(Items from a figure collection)
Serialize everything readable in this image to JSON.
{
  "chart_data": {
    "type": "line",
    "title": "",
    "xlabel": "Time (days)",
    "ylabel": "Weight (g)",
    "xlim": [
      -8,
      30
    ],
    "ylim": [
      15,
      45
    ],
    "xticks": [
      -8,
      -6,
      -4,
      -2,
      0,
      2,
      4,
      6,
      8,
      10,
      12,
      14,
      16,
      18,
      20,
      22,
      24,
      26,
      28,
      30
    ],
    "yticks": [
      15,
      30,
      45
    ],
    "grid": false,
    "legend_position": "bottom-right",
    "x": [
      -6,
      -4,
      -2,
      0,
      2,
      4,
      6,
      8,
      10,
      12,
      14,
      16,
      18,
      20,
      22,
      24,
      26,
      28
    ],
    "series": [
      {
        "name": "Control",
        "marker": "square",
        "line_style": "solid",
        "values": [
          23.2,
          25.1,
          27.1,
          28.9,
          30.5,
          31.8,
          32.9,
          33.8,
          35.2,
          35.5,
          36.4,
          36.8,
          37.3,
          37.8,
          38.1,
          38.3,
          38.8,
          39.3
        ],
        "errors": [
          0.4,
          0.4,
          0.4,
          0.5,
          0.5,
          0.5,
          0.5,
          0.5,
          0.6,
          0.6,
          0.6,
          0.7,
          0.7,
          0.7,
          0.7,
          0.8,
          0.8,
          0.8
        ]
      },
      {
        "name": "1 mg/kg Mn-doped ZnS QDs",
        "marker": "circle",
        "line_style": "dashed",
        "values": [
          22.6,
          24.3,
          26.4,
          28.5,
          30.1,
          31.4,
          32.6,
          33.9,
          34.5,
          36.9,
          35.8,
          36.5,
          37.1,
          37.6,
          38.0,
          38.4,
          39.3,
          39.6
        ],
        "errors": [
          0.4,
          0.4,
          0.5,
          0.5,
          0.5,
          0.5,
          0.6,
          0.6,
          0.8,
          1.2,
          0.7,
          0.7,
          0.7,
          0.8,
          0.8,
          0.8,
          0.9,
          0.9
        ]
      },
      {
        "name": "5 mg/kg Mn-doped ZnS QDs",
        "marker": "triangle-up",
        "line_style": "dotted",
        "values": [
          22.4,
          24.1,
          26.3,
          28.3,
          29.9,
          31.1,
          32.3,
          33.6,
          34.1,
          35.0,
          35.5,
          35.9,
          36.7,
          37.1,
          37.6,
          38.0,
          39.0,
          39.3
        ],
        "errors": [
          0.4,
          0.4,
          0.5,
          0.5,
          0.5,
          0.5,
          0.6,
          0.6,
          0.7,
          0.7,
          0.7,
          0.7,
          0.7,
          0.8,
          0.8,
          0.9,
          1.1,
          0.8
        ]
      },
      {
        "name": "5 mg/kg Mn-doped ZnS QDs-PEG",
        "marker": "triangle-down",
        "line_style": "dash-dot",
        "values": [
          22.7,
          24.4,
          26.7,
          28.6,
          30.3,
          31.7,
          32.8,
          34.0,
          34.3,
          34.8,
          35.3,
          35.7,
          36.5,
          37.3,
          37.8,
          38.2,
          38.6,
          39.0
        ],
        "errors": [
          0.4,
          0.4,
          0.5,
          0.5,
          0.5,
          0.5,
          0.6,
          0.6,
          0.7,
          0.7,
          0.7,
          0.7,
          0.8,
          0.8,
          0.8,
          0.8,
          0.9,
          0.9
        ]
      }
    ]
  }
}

**Task directions**: Using the listing above, gather each line that holds the string "marker" and copy it.

**Exercise answer**:
        "marker": "square",
        "marker": "circle",
        "marker": "triangle-up",
        "marker": "triangle-down",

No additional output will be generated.